**Entries supplied**
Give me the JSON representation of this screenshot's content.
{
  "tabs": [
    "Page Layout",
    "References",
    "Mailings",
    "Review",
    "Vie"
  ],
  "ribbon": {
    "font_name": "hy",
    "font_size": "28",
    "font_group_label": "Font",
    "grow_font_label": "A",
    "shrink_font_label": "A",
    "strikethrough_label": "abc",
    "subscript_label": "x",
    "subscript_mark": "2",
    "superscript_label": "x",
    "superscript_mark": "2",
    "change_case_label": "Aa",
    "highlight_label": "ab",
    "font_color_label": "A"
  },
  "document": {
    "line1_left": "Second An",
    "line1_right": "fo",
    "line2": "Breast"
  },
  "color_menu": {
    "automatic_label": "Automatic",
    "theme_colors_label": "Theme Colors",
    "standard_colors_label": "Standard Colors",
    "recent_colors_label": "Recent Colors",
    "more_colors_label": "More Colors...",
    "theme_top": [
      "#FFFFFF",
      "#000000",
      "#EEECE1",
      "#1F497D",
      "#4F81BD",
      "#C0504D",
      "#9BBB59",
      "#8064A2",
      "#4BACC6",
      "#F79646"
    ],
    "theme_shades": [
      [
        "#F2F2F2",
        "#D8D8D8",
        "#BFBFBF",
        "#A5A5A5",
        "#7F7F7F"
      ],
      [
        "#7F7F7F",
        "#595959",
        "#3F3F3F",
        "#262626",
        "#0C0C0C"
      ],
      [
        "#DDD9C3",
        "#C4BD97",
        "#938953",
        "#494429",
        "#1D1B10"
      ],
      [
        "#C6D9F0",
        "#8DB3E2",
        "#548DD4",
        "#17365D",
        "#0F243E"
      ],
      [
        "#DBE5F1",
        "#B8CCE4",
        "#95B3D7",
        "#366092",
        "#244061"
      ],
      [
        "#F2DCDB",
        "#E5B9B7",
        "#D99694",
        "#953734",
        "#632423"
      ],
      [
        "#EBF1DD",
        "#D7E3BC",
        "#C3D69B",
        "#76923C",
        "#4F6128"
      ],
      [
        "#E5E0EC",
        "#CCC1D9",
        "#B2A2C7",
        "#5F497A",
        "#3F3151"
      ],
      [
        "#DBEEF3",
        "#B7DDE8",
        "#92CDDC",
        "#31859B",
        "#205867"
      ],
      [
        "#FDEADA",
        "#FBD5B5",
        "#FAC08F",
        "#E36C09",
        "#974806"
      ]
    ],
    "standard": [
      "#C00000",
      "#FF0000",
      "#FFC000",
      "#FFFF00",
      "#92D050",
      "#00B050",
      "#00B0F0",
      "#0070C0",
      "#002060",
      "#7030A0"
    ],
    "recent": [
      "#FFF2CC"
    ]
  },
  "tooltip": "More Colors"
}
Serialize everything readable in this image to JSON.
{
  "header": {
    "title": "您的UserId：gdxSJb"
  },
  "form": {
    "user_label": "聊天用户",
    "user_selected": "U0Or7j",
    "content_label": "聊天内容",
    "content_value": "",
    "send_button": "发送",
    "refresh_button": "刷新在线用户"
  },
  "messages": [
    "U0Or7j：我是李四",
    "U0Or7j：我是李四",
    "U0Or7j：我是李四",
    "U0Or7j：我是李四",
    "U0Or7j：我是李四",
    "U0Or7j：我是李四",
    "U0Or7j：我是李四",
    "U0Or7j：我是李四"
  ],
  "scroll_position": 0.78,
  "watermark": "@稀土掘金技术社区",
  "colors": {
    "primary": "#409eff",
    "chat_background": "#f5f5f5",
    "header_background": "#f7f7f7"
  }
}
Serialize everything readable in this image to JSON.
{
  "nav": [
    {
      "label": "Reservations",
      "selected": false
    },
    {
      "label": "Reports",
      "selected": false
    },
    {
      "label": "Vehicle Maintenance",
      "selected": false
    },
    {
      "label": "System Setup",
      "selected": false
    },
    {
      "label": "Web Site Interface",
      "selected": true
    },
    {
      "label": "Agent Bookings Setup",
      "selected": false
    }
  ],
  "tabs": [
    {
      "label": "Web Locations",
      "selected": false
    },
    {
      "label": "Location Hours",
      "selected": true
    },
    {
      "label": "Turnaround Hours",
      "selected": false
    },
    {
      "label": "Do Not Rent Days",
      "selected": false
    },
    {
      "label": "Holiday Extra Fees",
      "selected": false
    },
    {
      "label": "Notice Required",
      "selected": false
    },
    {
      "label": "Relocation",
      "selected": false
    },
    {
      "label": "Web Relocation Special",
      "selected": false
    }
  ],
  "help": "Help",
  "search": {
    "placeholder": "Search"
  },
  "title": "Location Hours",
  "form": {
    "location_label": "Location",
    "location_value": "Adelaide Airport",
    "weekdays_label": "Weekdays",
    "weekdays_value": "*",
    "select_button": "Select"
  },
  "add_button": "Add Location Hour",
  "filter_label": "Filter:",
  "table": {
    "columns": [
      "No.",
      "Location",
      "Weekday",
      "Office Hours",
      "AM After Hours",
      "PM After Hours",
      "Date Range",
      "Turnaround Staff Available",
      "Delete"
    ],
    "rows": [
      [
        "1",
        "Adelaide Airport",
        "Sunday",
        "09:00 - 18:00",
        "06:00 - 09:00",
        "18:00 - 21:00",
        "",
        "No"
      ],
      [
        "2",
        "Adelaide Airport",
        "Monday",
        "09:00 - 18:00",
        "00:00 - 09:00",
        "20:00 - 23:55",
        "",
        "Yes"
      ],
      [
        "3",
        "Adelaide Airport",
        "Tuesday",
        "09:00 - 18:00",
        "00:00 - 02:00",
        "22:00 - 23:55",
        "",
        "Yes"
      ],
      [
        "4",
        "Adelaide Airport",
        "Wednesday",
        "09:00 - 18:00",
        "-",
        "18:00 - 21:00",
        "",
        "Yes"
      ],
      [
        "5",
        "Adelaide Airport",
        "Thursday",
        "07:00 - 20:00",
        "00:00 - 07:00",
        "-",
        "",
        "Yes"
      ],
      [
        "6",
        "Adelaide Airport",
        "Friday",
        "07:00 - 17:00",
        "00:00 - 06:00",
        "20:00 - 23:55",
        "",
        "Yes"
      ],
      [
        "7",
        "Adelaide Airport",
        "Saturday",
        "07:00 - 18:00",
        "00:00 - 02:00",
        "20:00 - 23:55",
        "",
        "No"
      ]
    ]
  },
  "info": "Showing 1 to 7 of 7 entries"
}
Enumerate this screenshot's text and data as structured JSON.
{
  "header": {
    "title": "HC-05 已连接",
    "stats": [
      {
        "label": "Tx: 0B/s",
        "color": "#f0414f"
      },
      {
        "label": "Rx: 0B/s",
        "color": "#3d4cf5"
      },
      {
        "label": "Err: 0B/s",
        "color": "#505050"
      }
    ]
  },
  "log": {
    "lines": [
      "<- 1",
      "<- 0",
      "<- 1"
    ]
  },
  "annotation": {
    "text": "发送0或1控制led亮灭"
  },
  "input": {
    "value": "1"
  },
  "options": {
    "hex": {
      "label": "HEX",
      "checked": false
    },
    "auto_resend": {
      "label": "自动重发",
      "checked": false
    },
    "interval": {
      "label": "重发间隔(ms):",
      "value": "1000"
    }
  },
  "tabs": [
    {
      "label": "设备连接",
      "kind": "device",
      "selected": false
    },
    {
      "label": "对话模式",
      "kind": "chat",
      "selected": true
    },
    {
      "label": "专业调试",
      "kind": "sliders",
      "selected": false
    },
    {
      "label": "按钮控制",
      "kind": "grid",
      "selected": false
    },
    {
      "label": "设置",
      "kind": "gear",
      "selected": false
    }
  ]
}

**Goal of the exercise**
Hand back the material above in full, exactly as written.

**Worked answer**
Give me the JSON representation of this screenshot's content.
{
  "tabs": [
    "Page Layout",
    "References",
    "Mailings",
    "Review",
    "Vie"
  ],
  "ribbon": {
    "font_name": "hy",
    "font_size": "28",
    "font_group_label": "Font",
    "grow_font_label": "A",
    "shrink_font_label": "A",
    "strikethrough_label": "abc",
    "subscript_label": "x",
    "subscript_mark": "2",
    "superscript_label": "x",
    "superscript_mark": "2",
    "change_case_label": "Aa",
    "highlight_label": "ab",
    "font_color_label": "A"
  },
  "document": {
    "line1_left": "Second An",
    "line1_right": "fo",
    "line2": "Breast"
  },
  "color_menu": {
    "automatic_label": "Automatic",
    "theme_colors_label": "Theme Colors",
    "standard_colors_label": "Standard Colors",
    "recent_colors_label": "Recent Colors",
    "more_colors_label": "More Colors...",
    "theme_top": [
      "#FFFFFF",
      "#000000",
      "#EEECE1",
      "#1F497D",
      "#4F81BD",
      "#C0504D",
      "#9BBB59",
      "#8064A2",
      "#4BACC6",
      "#F79646"
    ],
    "theme_shades": [
      [
        "#F2F2F2",
        "#D8D8D8",
        "#BFBFBF",
        "#A5A5A5",
        "#7F7F7F"
      ],
      [
        "#7F7F7F",
        "#595959",
        "#3F3F3F",
        "#262626",
        "#0C0C0C"
      ],
      [
        "#DDD9C3",
        "#C4BD97",
        "#938953",
        "#494429",
        "#1D1B10"
      ],
      [
        "#C6D9F0",
        "#8DB3E2",
        "#548DD4",
        "#17365D",
        "#0F243E"
      ],
      [
        "#DBE5F1",
        "#B8CCE4",
        "#95B3D7",
        "#366092",
        "#244061"
      ],
      [
        "#F2DCDB",
        "#E5B9B7",
        "#D99694",
        "#953734",
        "#632423"
      ],
      [
        "#EBF1DD",
        "#D7E3BC",
        "#C3D69B",
        "#76923C",
        "#4F6128"
      ],
      [
        "#E5E0EC",
        "#CCC1D9",
        "#B2A2C7",
        "#5F497A",
        "#3F3151"
      ],
      [
        "#DBEEF3",
        "#B7DDE8",
        "#92CDDC",
        "#31859B",
        "#205867"
      ],
      [
        "#FDEADA",
        "#FBD5B5",
        "#FAC08F",
        "#E36C09",
        "#974806"
      ]
    ],
    "standard": [
      "#C00000",
      "#FF0000",
      "#FFC000",
      "#FFFF00",
      "#92D050",
      "#00B050",
      "#00B0F0",
      "#0070C0",
      "#002060",
      "#7030A0"
    ],
    "recent": [
      "#FFF2CC"
    ]
  },
  "tooltip": "More Colors"
}
Serialize everything readable in this image to JSON.
{
  "header": {
    "title": "您的UserId：gdxSJb"
  },
  "form": {
    "user_label": "聊天用户",
    "user_selected": "U0Or7j",
    "content_label": "聊天内容",
    "content_value": "",
    "send_button": "发送",
    "refresh_button": "刷新在线用户"
  },
  "messages": [
    "U0Or7j：我是李四",
    "U0Or7j：我是李四",
    "U0Or7j：我是李四",
    "U0Or7j：我是李四",
    "U0Or7j：我是李四",
    "U0Or7j：我是李四",
    "U0Or7j：我是李四",
    "U0Or7j：我是李四"
  ],
  "scroll_position": 0.78,
  "watermark": "@稀土掘金技术社区",
  "colors": {
    "primary": "#409eff",
    "chat_background": "#f5f5f5",
    "header_background": "#f7f7f7"
  }
}
Serialize everything readable in this image to JSON.
{
  "nav": [
    {
      "label": "Reservations",
      "selected": false
    },
    {
      "label": "Reports",
      "selected": false
    },
    {
      "label": "Vehicle Maintenance",
      "selected": false
    },
    {
      "label": "System Setup",
      "selected": false
    },
    {
      "label": "Web Site Interface",
      "selected": true
    },
    {
      "label": "Agent Bookings Setup",
      "selected": false
    }
  ],
  "tabs": [
    {
      "label": "Web Locations",
      "selected": false
    },
    {
      "label": "Location Hours",
      "selected": true
    },
    {
      "label": "Turnaround Hours",
      "selected": false
    },
    {
      "label": "Do Not Rent Days",
      "selected": false
    },
    {
      "label": "Holiday Extra Fees",
      "selected": false
    },
    {
      "label": "Notice Required",
      "selected": false
    },
    {
      "label": "Relocation",
      "selected": false
    },
    {
      "label": "Web Relocation Special",
      "selected": false
    }
  ],
  "help": "Help",
  "search": {
    "placeholder": "Search"
  },
  "title": "Location Hours",
  "form": {
    "location_label": "Location",
    "location_value": "Adelaide Airport",
    "weekdays_label": "Weekdays",
    "weekdays_value": "*",
    "select_button": "Select"
  },
  "add_button": "Add Location Hour",
  "filter_label": "Filter:",
  "table": {
    "columns": [
      "No.",
      "Location",
      "Weekday",
      "Office Hours",
      "AM After Hours",
      "PM After Hours",
      "Date Range",
      "Turnaround Staff Available",
      "Delete"
    ],
    "rows": [
      [
        "1",
        "Adelaide Airport",
        "Sunday",
        "09:00 - 18:00",
        "06:00 - 09:00",
        "18:00 - 21:00",
        "",
        "No"
      ],
      [
        "2",
        "Adelaide Airport",
        "Monday",
        "09:00 - 18:00",
        "00:00 - 09:00",
        "20:00 - 23:55",
        "",
        "Yes"
      ],
      [
        "3",
        "Adelaide Airport",
        "Tuesday",
        "09:00 - 18:00",
        "00:00 - 02:00",
        "22:00 - 23:55",
        "",
        "Yes"
      ],
      [
        "4",
        "Adelaide Airport",
        "Wednesday",
        "09:00 - 18:00",
        "-",
        "18:00 - 21:00",
        "",
        "Yes"
      ],
      [
        "5",
        "Adelaide Airport",
        "Thursday",
        "07:00 - 20:00",
        "00:00 - 07:00",
        "-",
        "",
        "Yes"
      ],
      [
        "6",
        "Adelaide Airport",
        "Friday",
        "07:00 - 17:00",
        "00:00 - 06:00",
        "20:00 - 23:55",
        "",
        "Yes"
      ],
      [
        "7",
        "Adelaide Airport",
        "Saturday",
        "07:00 - 18:00",
        "00:00 - 02:00",
        "20:00 - 23:55",
        "",
        "No"
      ]
    ]
  },
  "info": "Showing 1 to 7 of 7 entries"
}
Enumerate this screenshot's text and data as structured JSON.
{
  "header": {
    "title": "HC-05 已连接",
    "stats": [
      {
        "label": "Tx: 0B/s",
        "color": "#f0414f"
      },
      {
        "label": "Rx: 0B/s",
        "color": "#3d4cf5"
      },
      {
        "label": "Err: 0B/s",
        "color": "#505050"
      }
    ]
  },
  "log": {
    "lines": [
      "<- 1",
      "<- 0",
      "<- 1"
    ]
  },
  "annotation": {
    "text": "发送0或1控制led亮灭"
  },
  "input": {
    "value": "1"
  },
  "options": {
    "hex": {
      "label": "HEX",
      "checked": false
    },
    "auto_resend": {
      "label": "自动重发",
      "checked": false
    },
    "interval": {
      "label": "重发间隔(ms):",
      "value": "1000"
    }
  },
  "tabs": [
    {
      "label": "设备连接",
      "kind": "device",
      "selected": false
    },
    {
      "label": "对话模式",
      "kind": "chat",
      "selected": true
    },
    {
      "label": "专业调试",
      "kind": "sliders",
      "selected": false
    },
    {
      "label": "按钮控制",
      "kind": "grid",
      "selected": false
    },
    {
      "label": "设置",
      "kind": "gear",
      "selected": false
    }
  ]
}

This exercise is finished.